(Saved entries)
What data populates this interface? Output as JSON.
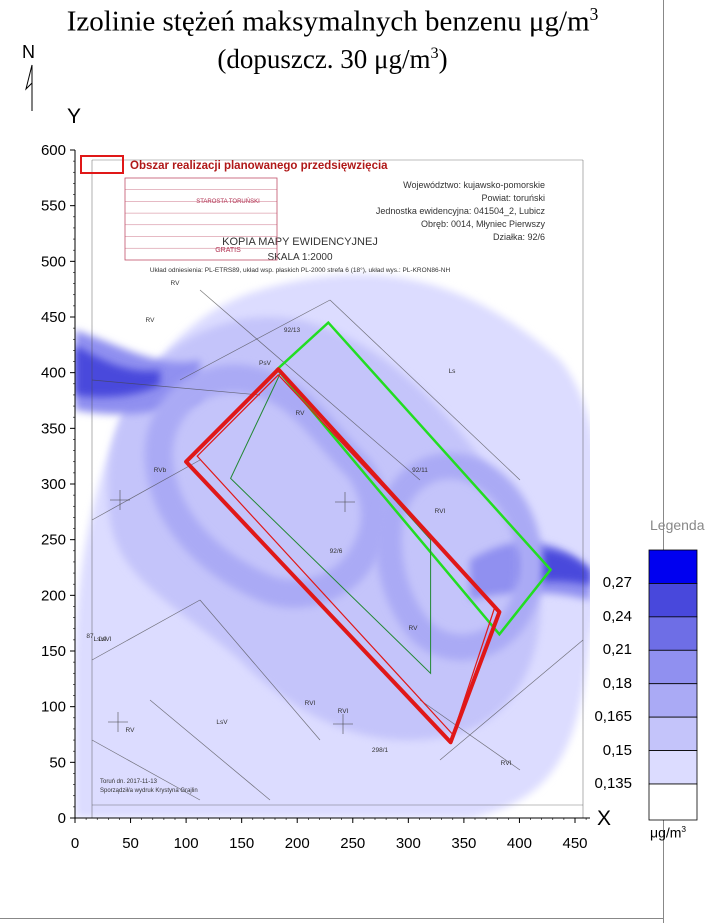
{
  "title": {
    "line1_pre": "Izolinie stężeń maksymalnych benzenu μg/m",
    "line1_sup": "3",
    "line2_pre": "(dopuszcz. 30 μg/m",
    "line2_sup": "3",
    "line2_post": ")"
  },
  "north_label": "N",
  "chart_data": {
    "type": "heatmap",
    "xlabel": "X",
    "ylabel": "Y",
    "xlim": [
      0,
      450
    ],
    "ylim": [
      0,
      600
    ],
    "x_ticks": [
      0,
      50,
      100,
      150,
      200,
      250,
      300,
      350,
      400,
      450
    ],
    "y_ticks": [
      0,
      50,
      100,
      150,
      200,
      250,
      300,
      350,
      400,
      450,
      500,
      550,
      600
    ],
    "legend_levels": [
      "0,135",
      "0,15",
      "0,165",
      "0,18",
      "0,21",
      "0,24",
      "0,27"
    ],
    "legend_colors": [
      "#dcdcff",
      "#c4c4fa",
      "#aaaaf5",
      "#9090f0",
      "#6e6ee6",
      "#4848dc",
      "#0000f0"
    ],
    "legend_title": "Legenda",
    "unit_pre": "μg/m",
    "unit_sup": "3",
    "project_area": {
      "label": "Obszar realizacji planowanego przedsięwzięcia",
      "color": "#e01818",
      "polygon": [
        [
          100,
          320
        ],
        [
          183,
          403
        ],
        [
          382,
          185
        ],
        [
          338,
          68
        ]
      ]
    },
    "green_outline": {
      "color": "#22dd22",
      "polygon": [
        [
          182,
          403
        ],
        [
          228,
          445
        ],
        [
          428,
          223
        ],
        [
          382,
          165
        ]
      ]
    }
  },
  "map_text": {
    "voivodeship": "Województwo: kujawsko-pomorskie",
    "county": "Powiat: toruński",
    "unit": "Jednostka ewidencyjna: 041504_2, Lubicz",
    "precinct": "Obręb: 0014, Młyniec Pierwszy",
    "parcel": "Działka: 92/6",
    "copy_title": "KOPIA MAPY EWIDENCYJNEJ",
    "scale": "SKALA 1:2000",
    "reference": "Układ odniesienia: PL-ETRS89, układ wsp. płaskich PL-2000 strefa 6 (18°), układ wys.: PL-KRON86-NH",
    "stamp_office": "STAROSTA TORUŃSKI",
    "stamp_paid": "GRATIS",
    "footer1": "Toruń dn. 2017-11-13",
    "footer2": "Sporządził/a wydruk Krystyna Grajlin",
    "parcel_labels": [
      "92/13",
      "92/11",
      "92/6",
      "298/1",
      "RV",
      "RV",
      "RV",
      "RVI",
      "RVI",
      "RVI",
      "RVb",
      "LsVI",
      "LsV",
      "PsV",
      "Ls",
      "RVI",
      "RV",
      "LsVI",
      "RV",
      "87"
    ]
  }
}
...
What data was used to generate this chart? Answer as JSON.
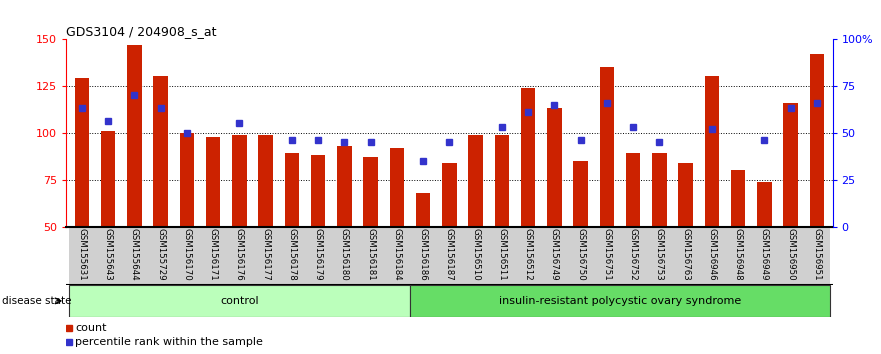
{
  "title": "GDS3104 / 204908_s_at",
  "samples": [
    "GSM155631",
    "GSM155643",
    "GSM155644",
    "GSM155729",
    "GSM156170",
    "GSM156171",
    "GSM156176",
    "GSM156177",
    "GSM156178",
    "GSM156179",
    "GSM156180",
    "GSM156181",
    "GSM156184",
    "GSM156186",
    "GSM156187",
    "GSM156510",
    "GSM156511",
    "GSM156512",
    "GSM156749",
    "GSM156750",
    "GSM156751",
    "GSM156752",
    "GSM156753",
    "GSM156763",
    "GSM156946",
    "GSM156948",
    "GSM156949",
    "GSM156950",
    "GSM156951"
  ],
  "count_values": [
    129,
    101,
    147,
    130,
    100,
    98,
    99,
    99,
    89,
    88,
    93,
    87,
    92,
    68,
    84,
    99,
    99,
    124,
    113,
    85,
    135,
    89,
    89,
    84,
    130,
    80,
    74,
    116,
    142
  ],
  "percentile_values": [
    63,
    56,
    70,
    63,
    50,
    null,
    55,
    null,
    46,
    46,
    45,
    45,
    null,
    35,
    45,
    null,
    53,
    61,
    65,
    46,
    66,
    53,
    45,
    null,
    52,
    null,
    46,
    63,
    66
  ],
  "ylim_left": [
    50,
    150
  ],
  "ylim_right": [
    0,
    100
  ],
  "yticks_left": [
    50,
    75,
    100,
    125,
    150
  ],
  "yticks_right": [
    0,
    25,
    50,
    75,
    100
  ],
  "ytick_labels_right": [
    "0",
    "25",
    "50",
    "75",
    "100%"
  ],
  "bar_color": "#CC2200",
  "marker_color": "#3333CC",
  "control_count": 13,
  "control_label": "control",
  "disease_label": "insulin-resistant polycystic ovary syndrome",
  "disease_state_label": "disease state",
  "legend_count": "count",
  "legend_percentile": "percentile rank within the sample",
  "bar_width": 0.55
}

Task instructions »
Tell how many lines hold the string "What", giving the number and nothing else.

Task solution »
2